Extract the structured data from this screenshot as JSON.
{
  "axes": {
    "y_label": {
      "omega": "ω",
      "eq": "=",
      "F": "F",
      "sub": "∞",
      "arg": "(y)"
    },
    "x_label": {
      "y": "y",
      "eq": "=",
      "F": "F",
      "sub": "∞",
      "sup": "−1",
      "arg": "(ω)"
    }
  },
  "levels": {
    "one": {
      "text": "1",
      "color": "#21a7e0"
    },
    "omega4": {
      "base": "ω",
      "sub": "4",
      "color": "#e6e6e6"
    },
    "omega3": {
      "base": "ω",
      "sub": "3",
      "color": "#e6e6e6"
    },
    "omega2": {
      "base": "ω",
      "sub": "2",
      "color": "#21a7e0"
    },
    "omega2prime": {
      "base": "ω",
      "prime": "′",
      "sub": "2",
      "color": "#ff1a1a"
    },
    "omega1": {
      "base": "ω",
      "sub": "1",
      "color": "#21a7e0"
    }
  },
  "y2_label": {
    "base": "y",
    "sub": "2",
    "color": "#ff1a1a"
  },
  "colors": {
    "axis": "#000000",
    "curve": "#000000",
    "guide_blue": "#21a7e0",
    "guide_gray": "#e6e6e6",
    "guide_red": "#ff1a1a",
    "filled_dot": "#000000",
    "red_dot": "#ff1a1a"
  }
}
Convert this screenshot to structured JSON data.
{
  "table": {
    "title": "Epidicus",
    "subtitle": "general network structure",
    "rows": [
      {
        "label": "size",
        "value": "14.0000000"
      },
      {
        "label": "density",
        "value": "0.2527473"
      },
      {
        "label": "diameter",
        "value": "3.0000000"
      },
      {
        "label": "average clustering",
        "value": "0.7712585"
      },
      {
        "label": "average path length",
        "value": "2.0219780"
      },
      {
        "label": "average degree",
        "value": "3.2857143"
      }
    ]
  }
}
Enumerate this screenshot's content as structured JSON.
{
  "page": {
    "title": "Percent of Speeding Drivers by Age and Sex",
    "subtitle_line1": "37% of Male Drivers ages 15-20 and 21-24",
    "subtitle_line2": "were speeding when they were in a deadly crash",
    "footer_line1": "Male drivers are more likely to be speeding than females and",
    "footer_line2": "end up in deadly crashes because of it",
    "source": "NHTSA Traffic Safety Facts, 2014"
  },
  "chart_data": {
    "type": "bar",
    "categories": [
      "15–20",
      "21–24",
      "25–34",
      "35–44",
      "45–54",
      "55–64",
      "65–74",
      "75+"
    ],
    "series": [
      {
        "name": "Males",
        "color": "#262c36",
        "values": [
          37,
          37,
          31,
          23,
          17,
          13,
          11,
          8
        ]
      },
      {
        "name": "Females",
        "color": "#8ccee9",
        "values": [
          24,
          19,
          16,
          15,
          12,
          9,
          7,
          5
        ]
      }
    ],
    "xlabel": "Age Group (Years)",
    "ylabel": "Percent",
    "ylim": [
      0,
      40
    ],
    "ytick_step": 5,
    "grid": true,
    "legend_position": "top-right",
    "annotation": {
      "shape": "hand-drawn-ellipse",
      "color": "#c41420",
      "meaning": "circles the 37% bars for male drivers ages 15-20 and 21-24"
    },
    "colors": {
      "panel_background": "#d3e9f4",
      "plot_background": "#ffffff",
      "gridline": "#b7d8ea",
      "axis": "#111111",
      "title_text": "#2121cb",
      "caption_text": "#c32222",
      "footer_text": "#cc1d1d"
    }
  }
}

┄┄┄┄┄┄┄┄┄┄┄┄┄┄┄┄┄┄┄┄

Look through the entries above and report each line where the string "structured" occurs.

→ **Full solution**:
Extract the structured data from this screenshot as JSON.
Convert this screenshot to structured JSON data.
Enumerate this screenshot's content as structured JSON.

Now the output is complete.